BEGIN PROVIDED RECORDS
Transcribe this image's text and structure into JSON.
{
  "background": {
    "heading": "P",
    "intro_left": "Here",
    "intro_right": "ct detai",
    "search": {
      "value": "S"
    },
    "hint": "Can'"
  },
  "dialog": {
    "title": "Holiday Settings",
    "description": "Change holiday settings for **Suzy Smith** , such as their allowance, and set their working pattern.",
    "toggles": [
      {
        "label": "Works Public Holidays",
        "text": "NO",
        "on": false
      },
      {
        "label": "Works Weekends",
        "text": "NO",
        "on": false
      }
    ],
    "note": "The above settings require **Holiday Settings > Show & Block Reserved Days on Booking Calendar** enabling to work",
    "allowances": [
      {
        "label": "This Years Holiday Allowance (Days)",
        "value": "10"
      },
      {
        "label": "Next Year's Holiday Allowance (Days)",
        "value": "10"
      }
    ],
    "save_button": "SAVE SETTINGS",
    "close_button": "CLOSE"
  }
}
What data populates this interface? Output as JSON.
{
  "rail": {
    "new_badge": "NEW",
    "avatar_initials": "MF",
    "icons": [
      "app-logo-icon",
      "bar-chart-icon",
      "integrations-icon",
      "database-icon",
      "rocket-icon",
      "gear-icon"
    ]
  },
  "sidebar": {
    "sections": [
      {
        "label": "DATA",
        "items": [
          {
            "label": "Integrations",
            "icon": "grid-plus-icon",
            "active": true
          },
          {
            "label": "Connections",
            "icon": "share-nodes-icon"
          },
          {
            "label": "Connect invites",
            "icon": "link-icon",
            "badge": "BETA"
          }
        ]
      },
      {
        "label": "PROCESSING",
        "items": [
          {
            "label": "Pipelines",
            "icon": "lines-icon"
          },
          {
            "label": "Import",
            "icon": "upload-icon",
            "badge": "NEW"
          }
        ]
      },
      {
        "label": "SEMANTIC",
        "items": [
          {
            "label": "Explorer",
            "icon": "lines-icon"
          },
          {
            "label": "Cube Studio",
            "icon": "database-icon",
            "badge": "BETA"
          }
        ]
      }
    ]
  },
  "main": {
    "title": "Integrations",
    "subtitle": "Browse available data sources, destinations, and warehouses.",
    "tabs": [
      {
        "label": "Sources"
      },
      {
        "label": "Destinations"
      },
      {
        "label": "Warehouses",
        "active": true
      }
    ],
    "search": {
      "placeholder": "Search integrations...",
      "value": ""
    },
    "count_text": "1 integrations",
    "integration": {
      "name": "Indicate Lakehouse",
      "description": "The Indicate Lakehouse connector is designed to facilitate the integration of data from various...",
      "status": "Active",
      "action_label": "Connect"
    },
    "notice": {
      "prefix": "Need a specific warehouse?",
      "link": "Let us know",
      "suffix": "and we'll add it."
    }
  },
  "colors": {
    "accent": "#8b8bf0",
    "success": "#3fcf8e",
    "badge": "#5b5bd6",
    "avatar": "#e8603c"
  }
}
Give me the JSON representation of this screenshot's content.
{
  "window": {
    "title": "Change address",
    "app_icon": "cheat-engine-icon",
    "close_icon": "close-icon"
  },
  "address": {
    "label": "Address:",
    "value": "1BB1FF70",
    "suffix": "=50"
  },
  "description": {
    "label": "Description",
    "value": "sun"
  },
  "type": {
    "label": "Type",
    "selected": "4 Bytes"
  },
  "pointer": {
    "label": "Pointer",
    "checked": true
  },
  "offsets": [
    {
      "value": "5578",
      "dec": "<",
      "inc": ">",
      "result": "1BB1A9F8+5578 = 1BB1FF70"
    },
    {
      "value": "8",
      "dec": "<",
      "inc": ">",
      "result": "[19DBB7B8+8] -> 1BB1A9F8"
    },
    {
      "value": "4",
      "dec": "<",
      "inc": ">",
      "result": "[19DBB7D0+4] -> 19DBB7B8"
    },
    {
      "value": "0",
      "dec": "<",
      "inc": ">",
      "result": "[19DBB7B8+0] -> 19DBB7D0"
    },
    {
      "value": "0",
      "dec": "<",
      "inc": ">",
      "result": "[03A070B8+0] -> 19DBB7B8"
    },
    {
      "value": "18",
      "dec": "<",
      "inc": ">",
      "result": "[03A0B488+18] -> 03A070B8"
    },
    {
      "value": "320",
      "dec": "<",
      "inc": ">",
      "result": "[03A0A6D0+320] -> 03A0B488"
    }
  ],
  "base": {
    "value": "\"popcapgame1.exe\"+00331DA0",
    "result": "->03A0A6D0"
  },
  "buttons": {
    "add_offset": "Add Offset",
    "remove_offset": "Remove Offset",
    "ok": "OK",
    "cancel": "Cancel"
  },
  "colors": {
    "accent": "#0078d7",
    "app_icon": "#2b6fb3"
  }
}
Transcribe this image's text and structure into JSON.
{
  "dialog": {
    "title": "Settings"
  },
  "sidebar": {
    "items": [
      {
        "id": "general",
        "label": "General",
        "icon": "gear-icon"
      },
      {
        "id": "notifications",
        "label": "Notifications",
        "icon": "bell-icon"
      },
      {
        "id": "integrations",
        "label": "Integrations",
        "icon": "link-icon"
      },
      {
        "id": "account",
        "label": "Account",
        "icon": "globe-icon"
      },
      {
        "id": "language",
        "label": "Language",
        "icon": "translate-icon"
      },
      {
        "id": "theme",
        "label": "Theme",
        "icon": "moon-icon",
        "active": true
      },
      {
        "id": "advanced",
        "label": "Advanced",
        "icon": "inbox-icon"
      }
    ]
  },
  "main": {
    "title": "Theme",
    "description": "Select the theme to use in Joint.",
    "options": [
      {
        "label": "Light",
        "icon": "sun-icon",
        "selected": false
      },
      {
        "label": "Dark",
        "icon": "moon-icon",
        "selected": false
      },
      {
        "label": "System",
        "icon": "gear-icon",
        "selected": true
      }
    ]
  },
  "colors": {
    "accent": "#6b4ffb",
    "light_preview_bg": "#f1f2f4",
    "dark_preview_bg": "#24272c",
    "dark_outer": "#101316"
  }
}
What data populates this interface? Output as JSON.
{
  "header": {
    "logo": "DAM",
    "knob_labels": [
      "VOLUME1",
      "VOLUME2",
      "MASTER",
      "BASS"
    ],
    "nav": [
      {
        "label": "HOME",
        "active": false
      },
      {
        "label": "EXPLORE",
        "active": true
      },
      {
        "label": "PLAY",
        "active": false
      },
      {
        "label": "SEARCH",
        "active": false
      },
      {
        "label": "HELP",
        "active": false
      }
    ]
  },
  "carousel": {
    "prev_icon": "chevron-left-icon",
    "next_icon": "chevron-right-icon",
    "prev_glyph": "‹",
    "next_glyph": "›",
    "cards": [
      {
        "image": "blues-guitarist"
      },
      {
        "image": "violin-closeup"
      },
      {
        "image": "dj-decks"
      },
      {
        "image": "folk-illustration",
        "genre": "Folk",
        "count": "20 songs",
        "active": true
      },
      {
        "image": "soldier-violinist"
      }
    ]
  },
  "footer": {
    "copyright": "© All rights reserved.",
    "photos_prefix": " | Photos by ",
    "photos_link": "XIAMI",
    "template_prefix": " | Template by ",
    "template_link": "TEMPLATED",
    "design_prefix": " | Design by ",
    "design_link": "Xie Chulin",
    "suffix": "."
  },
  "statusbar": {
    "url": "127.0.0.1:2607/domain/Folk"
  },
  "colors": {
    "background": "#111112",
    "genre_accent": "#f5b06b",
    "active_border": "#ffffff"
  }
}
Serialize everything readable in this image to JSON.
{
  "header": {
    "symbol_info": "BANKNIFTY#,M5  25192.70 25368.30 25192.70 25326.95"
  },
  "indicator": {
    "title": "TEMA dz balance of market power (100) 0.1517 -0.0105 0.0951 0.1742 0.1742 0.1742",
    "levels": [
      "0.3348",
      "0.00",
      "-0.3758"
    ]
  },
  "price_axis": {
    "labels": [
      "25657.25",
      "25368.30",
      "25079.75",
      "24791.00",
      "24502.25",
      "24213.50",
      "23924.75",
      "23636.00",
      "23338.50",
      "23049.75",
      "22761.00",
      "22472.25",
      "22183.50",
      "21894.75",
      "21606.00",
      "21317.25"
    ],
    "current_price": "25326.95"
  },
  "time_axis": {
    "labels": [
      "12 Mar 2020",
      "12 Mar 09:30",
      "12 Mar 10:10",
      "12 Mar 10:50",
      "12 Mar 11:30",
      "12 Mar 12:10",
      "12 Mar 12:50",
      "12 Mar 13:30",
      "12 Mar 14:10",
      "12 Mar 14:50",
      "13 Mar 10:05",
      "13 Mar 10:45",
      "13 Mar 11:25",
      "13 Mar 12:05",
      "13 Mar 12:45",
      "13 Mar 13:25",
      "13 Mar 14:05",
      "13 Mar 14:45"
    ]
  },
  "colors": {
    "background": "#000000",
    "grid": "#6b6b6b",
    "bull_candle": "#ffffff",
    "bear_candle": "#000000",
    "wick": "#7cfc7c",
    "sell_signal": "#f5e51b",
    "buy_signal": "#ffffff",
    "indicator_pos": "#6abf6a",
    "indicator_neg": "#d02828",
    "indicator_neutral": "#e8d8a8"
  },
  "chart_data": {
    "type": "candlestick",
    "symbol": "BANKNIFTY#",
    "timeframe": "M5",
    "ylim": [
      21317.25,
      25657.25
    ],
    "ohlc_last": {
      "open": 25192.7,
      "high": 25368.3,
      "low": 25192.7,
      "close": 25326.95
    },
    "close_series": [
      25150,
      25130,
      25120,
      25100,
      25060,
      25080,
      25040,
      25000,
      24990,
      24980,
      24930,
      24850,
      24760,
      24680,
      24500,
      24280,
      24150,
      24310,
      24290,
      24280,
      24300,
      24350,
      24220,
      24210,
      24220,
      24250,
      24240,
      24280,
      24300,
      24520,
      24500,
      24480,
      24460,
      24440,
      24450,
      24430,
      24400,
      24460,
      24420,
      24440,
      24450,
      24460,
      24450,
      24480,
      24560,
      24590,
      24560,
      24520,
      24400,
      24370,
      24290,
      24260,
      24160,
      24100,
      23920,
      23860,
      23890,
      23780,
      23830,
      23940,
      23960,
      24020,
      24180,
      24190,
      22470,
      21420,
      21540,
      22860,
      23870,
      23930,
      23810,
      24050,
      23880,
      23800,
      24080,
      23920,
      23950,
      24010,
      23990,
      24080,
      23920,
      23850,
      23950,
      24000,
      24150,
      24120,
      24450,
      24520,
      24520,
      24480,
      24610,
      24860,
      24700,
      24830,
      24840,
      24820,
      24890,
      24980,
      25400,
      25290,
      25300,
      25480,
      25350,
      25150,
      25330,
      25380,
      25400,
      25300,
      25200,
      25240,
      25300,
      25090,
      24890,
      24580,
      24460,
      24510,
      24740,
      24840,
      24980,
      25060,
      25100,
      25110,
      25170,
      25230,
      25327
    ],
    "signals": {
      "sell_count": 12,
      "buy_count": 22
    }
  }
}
END PROVIDED RECORDS
AIM OF THE EXERCISE: Where a line in the material contains "Change", copy that line.

EXERCISE OUTPUT:
    "description": "Change holiday settings for **Suzy Smith** , such as their allowance, and set their working pattern.",
    "title": "Change address",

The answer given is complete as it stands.